* WORK REQUIRED *
Print all the entries exactly.

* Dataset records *
□ □ □

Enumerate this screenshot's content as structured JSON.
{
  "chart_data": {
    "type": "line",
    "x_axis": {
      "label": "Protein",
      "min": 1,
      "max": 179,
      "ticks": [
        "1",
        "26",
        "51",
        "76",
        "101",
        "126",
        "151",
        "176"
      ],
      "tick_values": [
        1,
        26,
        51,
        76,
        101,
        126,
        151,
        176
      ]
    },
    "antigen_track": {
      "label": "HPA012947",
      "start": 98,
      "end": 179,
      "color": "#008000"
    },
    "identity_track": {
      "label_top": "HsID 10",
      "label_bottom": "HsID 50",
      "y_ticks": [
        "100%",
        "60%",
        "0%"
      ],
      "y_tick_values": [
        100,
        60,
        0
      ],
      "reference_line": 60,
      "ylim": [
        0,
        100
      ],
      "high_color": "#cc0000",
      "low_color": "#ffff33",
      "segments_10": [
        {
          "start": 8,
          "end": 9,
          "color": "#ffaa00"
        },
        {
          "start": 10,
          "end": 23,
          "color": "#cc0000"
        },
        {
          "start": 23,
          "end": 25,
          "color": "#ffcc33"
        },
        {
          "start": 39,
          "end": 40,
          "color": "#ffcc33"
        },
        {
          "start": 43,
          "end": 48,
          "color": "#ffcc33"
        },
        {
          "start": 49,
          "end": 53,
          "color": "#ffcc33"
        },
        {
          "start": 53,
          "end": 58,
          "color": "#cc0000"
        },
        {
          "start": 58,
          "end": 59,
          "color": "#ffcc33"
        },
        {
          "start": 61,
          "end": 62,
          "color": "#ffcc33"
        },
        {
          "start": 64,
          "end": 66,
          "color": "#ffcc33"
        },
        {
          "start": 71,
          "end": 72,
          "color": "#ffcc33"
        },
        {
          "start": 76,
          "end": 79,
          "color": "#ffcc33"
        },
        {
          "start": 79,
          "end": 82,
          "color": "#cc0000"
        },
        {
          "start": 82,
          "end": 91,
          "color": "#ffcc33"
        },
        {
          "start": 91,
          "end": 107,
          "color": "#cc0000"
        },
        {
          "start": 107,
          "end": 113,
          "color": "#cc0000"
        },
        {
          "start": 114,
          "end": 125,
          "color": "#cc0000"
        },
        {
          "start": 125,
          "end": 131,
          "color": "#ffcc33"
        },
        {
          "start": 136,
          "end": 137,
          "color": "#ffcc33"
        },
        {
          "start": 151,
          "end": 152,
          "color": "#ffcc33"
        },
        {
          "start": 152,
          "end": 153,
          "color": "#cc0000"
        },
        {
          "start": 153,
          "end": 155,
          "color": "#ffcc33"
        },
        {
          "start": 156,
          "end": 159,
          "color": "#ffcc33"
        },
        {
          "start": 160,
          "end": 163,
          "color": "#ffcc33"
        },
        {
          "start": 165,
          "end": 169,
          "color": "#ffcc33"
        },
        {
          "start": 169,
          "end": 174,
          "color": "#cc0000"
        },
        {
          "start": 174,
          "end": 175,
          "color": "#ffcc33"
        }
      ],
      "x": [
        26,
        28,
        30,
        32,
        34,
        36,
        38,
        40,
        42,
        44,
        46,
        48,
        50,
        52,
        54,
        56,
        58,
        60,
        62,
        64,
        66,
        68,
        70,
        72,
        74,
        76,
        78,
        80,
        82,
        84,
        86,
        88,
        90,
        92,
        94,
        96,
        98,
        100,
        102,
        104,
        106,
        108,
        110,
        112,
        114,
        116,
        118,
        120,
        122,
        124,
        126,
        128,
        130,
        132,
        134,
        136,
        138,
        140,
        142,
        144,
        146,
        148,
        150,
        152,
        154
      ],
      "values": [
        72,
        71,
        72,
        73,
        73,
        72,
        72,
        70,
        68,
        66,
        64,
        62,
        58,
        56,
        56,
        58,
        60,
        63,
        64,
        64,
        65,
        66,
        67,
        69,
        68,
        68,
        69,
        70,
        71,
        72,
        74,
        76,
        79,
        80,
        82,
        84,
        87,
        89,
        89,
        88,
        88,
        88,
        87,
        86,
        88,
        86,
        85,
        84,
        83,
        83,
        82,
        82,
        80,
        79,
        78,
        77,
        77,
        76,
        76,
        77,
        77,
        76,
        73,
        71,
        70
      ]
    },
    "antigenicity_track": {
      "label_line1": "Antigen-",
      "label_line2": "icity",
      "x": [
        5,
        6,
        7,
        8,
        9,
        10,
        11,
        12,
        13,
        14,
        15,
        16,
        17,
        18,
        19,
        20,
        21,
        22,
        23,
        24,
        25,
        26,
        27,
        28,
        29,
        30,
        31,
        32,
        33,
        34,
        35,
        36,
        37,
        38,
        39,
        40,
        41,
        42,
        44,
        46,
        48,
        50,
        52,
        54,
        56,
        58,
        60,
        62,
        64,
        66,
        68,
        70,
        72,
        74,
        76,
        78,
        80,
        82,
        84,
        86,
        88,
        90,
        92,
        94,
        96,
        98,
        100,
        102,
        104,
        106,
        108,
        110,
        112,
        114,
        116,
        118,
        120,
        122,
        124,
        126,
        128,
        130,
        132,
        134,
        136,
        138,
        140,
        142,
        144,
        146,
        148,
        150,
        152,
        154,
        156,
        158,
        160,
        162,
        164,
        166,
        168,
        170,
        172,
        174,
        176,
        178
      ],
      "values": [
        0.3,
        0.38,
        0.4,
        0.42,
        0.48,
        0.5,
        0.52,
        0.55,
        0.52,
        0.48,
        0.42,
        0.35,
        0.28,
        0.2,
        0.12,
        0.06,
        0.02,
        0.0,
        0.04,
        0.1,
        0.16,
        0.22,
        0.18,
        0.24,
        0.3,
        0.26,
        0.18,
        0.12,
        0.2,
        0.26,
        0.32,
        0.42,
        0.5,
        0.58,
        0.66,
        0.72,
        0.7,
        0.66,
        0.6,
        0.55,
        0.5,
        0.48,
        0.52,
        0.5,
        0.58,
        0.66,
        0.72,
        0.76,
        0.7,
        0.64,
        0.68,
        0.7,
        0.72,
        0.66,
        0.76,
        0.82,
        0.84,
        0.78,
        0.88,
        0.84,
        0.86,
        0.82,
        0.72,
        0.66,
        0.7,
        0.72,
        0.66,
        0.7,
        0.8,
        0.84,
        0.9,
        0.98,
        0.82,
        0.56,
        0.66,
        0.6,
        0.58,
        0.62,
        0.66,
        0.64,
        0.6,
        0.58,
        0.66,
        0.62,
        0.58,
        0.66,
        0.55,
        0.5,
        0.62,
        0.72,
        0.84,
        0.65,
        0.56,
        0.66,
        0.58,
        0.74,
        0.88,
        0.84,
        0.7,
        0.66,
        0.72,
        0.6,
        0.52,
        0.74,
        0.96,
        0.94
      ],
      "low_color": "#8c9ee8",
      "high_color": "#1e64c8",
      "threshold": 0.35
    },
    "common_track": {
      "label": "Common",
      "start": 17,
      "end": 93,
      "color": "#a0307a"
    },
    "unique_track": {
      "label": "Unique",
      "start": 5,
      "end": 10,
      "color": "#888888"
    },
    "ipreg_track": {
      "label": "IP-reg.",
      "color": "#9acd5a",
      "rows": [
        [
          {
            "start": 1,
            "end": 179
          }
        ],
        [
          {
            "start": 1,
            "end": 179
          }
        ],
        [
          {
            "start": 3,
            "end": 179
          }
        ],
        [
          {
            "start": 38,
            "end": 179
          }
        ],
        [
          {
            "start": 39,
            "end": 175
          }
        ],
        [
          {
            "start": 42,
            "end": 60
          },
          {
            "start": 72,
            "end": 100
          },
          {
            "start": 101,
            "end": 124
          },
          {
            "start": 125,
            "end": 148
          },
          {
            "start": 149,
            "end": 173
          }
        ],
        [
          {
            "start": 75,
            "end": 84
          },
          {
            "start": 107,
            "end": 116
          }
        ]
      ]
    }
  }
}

□ □ □

* ANSWER SECTION *
Enumerate this screenshot's content as structured JSON.
{
  "chart_data": {
    "type": "line",
    "x_axis": {
      "label": "Protein",
      "min": 1,
      "max": 179,
      "ticks": [
        "1",
        "26",
        "51",
        "76",
        "101",
        "126",
        "151",
        "176"
      ],
      "tick_values": [
        1,
        26,
        51,
        76,
        101,
        126,
        151,
        176
      ]
    },
    "antigen_track": {
      "label": "HPA012947",
      "start": 98,
      "end": 179,
      "color": "#008000"
    },
    "identity_track": {
      "label_top": "HsID 10",
      "label_bottom": "HsID 50",
      "y_ticks": [
        "100%",
        "60%",
        "0%"
      ],
      "y_tick_values": [
        100,
        60,
        0
      ],
      "reference_line": 60,
      "ylim": [
        0,
        100
      ],
      "high_color": "#cc0000",
      "low_color": "#ffff33",
      "segments_10": [
        {
          "start": 8,
          "end": 9,
          "color": "#ffaa00"
        },
        {
          "start": 10,
          "end": 23,
          "color": "#cc0000"
        },
        {
          "start": 23,
          "end": 25,
          "color": "#ffcc33"
        },
        {
          "start": 39,
          "end": 40,
          "color": "#ffcc33"
        },
        {
          "start": 43,
          "end": 48,
          "color": "#ffcc33"
        },
        {
          "start": 49,
          "end": 53,
          "color": "#ffcc33"
        },
        {
          "start": 53,
          "end": 58,
          "color": "#cc0000"
        },
        {
          "start": 58,
          "end": 59,
          "color": "#ffcc33"
        },
        {
          "start": 61,
          "end": 62,
          "color": "#ffcc33"
        },
        {
          "start": 64,
          "end": 66,
          "color": "#ffcc33"
        },
        {
          "start": 71,
          "end": 72,
          "color": "#ffcc33"
        },
        {
          "start": 76,
          "end": 79,
          "color": "#ffcc33"
        },
        {
          "start": 79,
          "end": 82,
          "color": "#cc0000"
        },
        {
          "start": 82,
          "end": 91,
          "color": "#ffcc33"
        },
        {
          "start": 91,
          "end": 107,
          "color": "#cc0000"
        },
        {
          "start": 107,
          "end": 113,
          "color": "#cc0000"
        },
        {
          "start": 114,
          "end": 125,
          "color": "#cc0000"
        },
        {
          "start": 125,
          "end": 131,
          "color": "#ffcc33"
        },
        {
          "start": 136,
          "end": 137,
          "color": "#ffcc33"
        },
        {
          "start": 151,
          "end": 152,
          "color": "#ffcc33"
        },
        {
          "start": 152,
          "end": 153,
          "color": "#cc0000"
        },
        {
          "start": 153,
          "end": 155,
          "color": "#ffcc33"
        },
        {
          "start": 156,
          "end": 159,
          "color": "#ffcc33"
        },
        {
          "start": 160,
          "end": 163,
          "color": "#ffcc33"
        },
        {
          "start": 165,
          "end": 169,
          "color": "#ffcc33"
        },
        {
          "start": 169,
          "end": 174,
          "color": "#cc0000"
        },
        {
          "start": 174,
          "end": 175,
          "color": "#ffcc33"
        }
      ],
      "x": [
        26,
        28,
        30,
        32,
        34,
        36,
        38,
        40,
        42,
        44,
        46,
        48,
        50,
        52,
        54,
        56,
        58,
        60,
        62,
        64,
        66,
        68,
        70,
        72,
        74,
        76,
        78,
        80,
        82,
        84,
        86,
        88,
        90,
        92,
        94,
        96,
        98,
        100,
        102,
        104,
        106,
        108,
        110,
        112,
        114,
        116,
        118,
        120,
        122,
        124,
        126,
        128,
        130,
        132,
        134,
        136,
        138,
        140,
        142,
        144,
        146,
        148,
        150,
        152,
        154
      ],
      "values": [
        72,
        71,
        72,
        73,
        73,
        72,
        72,
        70,
        68,
        66,
        64,
        62,
        58,
        56,
        56,
        58,
        60,
        63,
        64,
        64,
        65,
        66,
        67,
        69,
        68,
        68,
        69,
        70,
        71,
        72,
        74,
        76,
        79,
        80,
        82,
        84,
        87,
        89,
        89,
        88,
        88,
        88,
        87,
        86,
        88,
        86,
        85,
        84,
        83,
        83,
        82,
        82,
        80,
        79,
        78,
        77,
        77,
        76,
        76,
        77,
        77,
        76,
        73,
        71,
        70
      ]
    },
    "antigenicity_track": {
      "label_line1": "Antigen-",
      "label_line2": "icity",
      "x": [
        5,
        6,
        7,
        8,
        9,
        10,
        11,
        12,
        13,
        14,
        15,
        16,
        17,
        18,
        19,
        20,
        21,
        22,
        23,
        24,
        25,
        26,
        27,
        28,
        29,
        30,
        31,
        32,
        33,
        34,
        35,
        36,
        37,
        38,
        39,
        40,
        41,
        42,
        44,
        46,
        48,
        50,
        52,
        54,
        56,
        58,
        60,
        62,
        64,
        66,
        68,
        70,
        72,
        74,
        76,
        78,
        80,
        82,
        84,
        86,
        88,
        90,
        92,
        94,
        96,
        98,
        100,
        102,
        104,
        106,
        108,
        110,
        112,
        114,
        116,
        118,
        120,
        122,
        124,
        126,
        128,
        130,
        132,
        134,
        136,
        138,
        140,
        142,
        144,
        146,
        148,
        150,
        152,
        154,
        156,
        158,
        160,
        162,
        164,
        166,
        168,
        170,
        172,
        174,
        176,
        178
      ],
      "values": [
        0.3,
        0.38,
        0.4,
        0.42,
        0.48,
        0.5,
        0.52,
        0.55,
        0.52,
        0.48,
        0.42,
        0.35,
        0.28,
        0.2,
        0.12,
        0.06,
        0.02,
        0.0,
        0.04,
        0.1,
        0.16,
        0.22,
        0.18,
        0.24,
        0.3,
        0.26,
        0.18,
        0.12,
        0.2,
        0.26,
        0.32,
        0.42,
        0.5,
        0.58,
        0.66,
        0.72,
        0.7,
        0.66,
        0.6,
        0.55,
        0.5,
        0.48,
        0.52,
        0.5,
        0.58,
        0.66,
        0.72,
        0.76,
        0.7,
        0.64,
        0.68,
        0.7,
        0.72,
        0.66,
        0.76,
        0.82,
        0.84,
        0.78,
        0.88,
        0.84,
        0.86,
        0.82,
        0.72,
        0.66,
        0.7,
        0.72,
        0.66,
        0.7,
        0.8,
        0.84,
        0.9,
        0.98,
        0.82,
        0.56,
        0.66,
        0.6,
        0.58,
        0.62,
        0.66,
        0.64,
        0.6,
        0.58,
        0.66,
        0.62,
        0.58,
        0.66,
        0.55,
        0.5,
        0.62,
        0.72,
        0.84,
        0.65,
        0.56,
        0.66,
        0.58,
        0.74,
        0.88,
        0.84,
        0.7,
        0.66,
        0.72,
        0.6,
        0.52,
        0.74,
        0.96,
        0.94
      ],
      "low_color": "#8c9ee8",
      "high_color": "#1e64c8",
      "threshold": 0.35
    },
    "common_track": {
      "label": "Common",
      "start": 17,
      "end": 93,
      "color": "#a0307a"
    },
    "unique_track": {
      "label": "Unique",
      "start": 5,
      "end": 10,
      "color": "#888888"
    },
    "ipreg_track": {
      "label": "IP-reg.",
      "color": "#9acd5a",
      "rows": [
        [
          {
            "start": 1,
            "end": 179
          }
        ],
        [
          {
            "start": 1,
            "end": 179
          }
        ],
        [
          {
            "start": 3,
            "end": 179
          }
        ],
        [
          {
            "start": 38,
            "end": 179
          }
        ],
        [
          {
            "start": 39,
            "end": 175
          }
        ],
        [
          {
            "start": 42,
            "end": 60
          },
          {
            "start": 72,
            "end": 100
          },
          {
            "start": 101,
            "end": 124
          },
          {
            "start": 125,
            "end": 148
          },
          {
            "start": 149,
            "end": 173
          }
        ],
        [
          {
            "start": 75,
            "end": 84
          },
          {
            "start": 107,
            "end": 116
          }
        ]
      ]
    }
  }
}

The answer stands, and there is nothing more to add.